[A block of data]
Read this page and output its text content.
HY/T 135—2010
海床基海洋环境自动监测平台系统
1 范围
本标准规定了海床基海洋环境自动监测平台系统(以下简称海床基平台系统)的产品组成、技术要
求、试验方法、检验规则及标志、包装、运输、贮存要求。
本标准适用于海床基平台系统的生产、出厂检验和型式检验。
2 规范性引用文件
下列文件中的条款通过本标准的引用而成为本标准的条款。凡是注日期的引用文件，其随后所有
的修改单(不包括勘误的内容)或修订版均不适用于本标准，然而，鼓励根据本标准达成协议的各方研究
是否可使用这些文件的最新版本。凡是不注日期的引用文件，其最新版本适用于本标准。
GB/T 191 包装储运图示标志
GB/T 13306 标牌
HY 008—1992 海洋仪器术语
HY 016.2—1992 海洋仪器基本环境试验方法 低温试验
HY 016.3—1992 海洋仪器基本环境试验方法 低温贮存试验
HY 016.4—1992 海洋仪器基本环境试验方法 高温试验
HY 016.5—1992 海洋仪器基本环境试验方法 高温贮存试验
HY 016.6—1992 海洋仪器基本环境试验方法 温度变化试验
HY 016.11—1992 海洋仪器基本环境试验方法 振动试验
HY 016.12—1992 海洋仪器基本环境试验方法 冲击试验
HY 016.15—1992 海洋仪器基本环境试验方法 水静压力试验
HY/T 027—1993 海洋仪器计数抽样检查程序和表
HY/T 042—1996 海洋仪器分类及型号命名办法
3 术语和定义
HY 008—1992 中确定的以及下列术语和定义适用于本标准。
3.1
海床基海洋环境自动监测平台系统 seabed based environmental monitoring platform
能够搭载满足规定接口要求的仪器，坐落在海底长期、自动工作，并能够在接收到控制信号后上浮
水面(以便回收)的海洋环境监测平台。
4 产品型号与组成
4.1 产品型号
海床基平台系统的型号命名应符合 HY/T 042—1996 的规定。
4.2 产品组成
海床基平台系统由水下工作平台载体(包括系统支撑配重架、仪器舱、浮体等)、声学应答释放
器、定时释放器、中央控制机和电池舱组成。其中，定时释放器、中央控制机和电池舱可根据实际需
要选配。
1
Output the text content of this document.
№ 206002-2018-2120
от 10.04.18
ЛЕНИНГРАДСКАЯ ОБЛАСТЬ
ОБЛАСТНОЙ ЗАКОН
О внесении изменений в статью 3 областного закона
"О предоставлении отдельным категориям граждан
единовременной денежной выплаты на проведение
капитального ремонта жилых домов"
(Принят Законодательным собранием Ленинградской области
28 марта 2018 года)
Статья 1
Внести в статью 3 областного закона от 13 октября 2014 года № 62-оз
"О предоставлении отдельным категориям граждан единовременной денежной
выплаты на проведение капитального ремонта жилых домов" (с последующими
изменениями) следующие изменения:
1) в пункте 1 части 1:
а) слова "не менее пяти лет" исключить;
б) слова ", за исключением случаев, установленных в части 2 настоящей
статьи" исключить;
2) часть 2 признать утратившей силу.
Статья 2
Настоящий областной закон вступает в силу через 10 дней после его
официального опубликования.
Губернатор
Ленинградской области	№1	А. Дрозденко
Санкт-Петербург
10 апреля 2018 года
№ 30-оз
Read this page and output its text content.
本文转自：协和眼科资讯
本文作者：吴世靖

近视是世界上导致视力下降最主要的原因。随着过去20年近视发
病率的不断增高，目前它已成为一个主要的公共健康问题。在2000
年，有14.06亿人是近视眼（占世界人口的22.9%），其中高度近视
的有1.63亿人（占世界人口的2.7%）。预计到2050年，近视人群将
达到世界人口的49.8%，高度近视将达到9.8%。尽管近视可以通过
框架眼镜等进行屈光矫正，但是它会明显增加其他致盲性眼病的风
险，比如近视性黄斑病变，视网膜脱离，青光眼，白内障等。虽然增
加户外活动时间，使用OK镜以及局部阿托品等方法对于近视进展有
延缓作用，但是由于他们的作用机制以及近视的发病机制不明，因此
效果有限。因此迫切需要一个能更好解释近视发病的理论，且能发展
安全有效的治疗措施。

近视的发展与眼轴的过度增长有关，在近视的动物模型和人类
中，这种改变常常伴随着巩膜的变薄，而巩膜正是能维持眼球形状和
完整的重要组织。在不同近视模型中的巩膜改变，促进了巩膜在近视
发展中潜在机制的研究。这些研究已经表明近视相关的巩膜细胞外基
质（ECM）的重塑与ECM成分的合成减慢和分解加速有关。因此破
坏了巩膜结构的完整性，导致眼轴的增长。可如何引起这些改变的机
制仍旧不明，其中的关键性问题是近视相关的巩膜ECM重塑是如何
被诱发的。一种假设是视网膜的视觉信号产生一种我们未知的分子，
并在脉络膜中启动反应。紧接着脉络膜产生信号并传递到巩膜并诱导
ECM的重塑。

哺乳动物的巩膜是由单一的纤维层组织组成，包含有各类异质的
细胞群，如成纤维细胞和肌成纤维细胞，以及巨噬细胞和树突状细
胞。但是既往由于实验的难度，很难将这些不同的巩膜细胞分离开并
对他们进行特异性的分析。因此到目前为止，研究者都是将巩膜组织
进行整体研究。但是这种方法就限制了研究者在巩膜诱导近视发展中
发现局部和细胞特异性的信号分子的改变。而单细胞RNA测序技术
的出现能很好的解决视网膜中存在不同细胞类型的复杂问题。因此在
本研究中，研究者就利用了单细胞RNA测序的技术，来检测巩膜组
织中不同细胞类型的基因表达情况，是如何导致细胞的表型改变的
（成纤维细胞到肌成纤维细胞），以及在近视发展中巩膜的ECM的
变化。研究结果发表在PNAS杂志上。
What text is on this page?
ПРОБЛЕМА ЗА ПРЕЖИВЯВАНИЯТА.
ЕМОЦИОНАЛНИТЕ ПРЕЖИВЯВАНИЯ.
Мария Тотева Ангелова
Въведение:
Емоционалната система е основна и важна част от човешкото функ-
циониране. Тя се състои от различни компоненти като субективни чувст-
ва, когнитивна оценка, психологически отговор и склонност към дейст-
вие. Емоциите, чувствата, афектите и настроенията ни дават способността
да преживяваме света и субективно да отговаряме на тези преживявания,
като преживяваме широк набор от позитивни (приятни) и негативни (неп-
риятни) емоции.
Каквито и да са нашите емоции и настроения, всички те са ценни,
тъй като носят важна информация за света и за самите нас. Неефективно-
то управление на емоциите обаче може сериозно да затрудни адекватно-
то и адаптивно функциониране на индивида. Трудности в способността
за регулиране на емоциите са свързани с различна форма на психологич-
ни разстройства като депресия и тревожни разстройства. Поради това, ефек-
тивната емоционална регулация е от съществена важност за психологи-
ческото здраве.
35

- [Exercise] Output each record exactly, leaving nothing out.

- [Correct output]
Read this page and output its text content.
HY/T 135—2010
海床基海洋环境自动监测平台系统
1 范围
本标准规定了海床基海洋环境自动监测平台系统(以下简称海床基平台系统)的产品组成、技术要
求、试验方法、检验规则及标志、包装、运输、贮存要求。
本标准适用于海床基平台系统的生产、出厂检验和型式检验。
2 规范性引用文件
下列文件中的条款通过本标准的引用而成为本标准的条款。凡是注日期的引用文件，其随后所有
的修改单(不包括勘误的内容)或修订版均不适用于本标准，然而，鼓励根据本标准达成协议的各方研究
是否可使用这些文件的最新版本。凡是不注日期的引用文件，其最新版本适用于本标准。
GB/T 191 包装储运图示标志
GB/T 13306 标牌
HY 008—1992 海洋仪器术语
HY 016.2—1992 海洋仪器基本环境试验方法 低温试验
HY 016.3—1992 海洋仪器基本环境试验方法 低温贮存试验
HY 016.4—1992 海洋仪器基本环境试验方法 高温试验
HY 016.5—1992 海洋仪器基本环境试验方法 高温贮存试验
HY 016.6—1992 海洋仪器基本环境试验方法 温度变化试验
HY 016.11—1992 海洋仪器基本环境试验方法 振动试验
HY 016.12—1992 海洋仪器基本环境试验方法 冲击试验
HY 016.15—1992 海洋仪器基本环境试验方法 水静压力试验
HY/T 027—1993 海洋仪器计数抽样检查程序和表
HY/T 042—1996 海洋仪器分类及型号命名办法
3 术语和定义
HY 008—1992 中确定的以及下列术语和定义适用于本标准。
3.1
海床基海洋环境自动监测平台系统 seabed based environmental monitoring platform
能够搭载满足规定接口要求的仪器，坐落在海底长期、自动工作，并能够在接收到控制信号后上浮
水面(以便回收)的海洋环境监测平台。
4 产品型号与组成
4.1 产品型号
海床基平台系统的型号命名应符合 HY/T 042—1996 的规定。
4.2 产品组成
海床基平台系统由水下工作平台载体(包括系统支撑配重架、仪器舱、浮体等)、声学应答释放
器、定时释放器、中央控制机和电池舱组成。其中，定时释放器、中央控制机和电池舱可根据实际需
要选配。
1
Output the text content of this document.
№ 206002-2018-2120
от 10.04.18
ЛЕНИНГРАДСКАЯ ОБЛАСТЬ
ОБЛАСТНОЙ ЗАКОН
О внесении изменений в статью 3 областного закона
"О предоставлении отдельным категориям граждан
единовременной денежной выплаты на проведение
капитального ремонта жилых домов"
(Принят Законодательным собранием Ленинградской области
28 марта 2018 года)
Статья 1
Внести в статью 3 областного закона от 13 октября 2014 года № 62-оз
"О предоставлении отдельным категориям граждан единовременной денежной
выплаты на проведение капитального ремонта жилых домов" (с последующими
изменениями) следующие изменения:
1) в пункте 1 части 1:
а) слова "не менее пяти лет" исключить;
б) слова ", за исключением случаев, установленных в части 2 настоящей
статьи" исключить;
2) часть 2 признать утратившей силу.
Статья 2
Настоящий областной закон вступает в силу через 10 дней после его
официального опубликования.
Губернатор
Ленинградской области	№1	А. Дрозденко
Санкт-Петербург
10 апреля 2018 года
№ 30-оз
Read this page and output its text content.
本文转自：协和眼科资讯
本文作者：吴世靖

近视是世界上导致视力下降最主要的原因。随着过去20年近视发
病率的不断增高，目前它已成为一个主要的公共健康问题。在2000
年，有14.06亿人是近视眼（占世界人口的22.9%），其中高度近视
的有1.63亿人（占世界人口的2.7%）。预计到2050年，近视人群将
达到世界人口的49.8%，高度近视将达到9.8%。尽管近视可以通过
框架眼镜等进行屈光矫正，但是它会明显增加其他致盲性眼病的风
险，比如近视性黄斑病变，视网膜脱离，青光眼，白内障等。虽然增
加户外活动时间，使用OK镜以及局部阿托品等方法对于近视进展有
延缓作用，但是由于他们的作用机制以及近视的发病机制不明，因此
效果有限。因此迫切需要一个能更好解释近视发病的理论，且能发展
安全有效的治疗措施。

近视的发展与眼轴的过度增长有关，在近视的动物模型和人类
中，这种改变常常伴随着巩膜的变薄，而巩膜正是能维持眼球形状和
完整的重要组织。在不同近视模型中的巩膜改变，促进了巩膜在近视
发展中潜在机制的研究。这些研究已经表明近视相关的巩膜细胞外基
质（ECM）的重塑与ECM成分的合成减慢和分解加速有关。因此破
坏了巩膜结构的完整性，导致眼轴的增长。可如何引起这些改变的机
制仍旧不明，其中的关键性问题是近视相关的巩膜ECM重塑是如何
被诱发的。一种假设是视网膜的视觉信号产生一种我们未知的分子，
并在脉络膜中启动反应。紧接着脉络膜产生信号并传递到巩膜并诱导
ECM的重塑。

哺乳动物的巩膜是由单一的纤维层组织组成，包含有各类异质的
细胞群，如成纤维细胞和肌成纤维细胞，以及巨噬细胞和树突状细
胞。但是既往由于实验的难度，很难将这些不同的巩膜细胞分离开并
对他们进行特异性的分析。因此到目前为止，研究者都是将巩膜组织
进行整体研究。但是这种方法就限制了研究者在巩膜诱导近视发展中
发现局部和细胞特异性的信号分子的改变。而单细胞RNA测序技术
的出现能很好的解决视网膜中存在不同细胞类型的复杂问题。因此在
本研究中，研究者就利用了单细胞RNA测序的技术，来检测巩膜组
织中不同细胞类型的基因表达情况，是如何导致细胞的表型改变的
（成纤维细胞到肌成纤维细胞），以及在近视发展中巩膜的ECM的
变化。研究结果发表在PNAS杂志上。
What text is on this page?
ПРОБЛЕМА ЗА ПРЕЖИВЯВАНИЯТА.
ЕМОЦИОНАЛНИТЕ ПРЕЖИВЯВАНИЯ.
Мария Тотева Ангелова
Въведение:
Емоционалната система е основна и важна част от човешкото функ-
циониране. Тя се състои от различни компоненти като субективни чувст-
ва, когнитивна оценка, психологически отговор и склонност към дейст-
вие. Емоциите, чувствата, афектите и настроенията ни дават способността
да преживяваме света и субективно да отговаряме на тези преживявания,
като преживяваме широк набор от позитивни (приятни) и негативни (неп-
риятни) емоции.
Каквито и да са нашите емоции и настроения, всички те са ценни,
тъй като носят важна информация за света и за самите нас. Неефективно-
то управление на емоциите обаче може сериозно да затрудни адекватно-
то и адаптивно функциониране на индивида. Трудности в способността
за регулиране на емоциите са свързани с различна форма на психологич-
ни разстройства като депресия и тревожни разстройства. Поради това, ефек-
тивната емоционална регулация е от съществена важност за психологи-
ческото здраве.
35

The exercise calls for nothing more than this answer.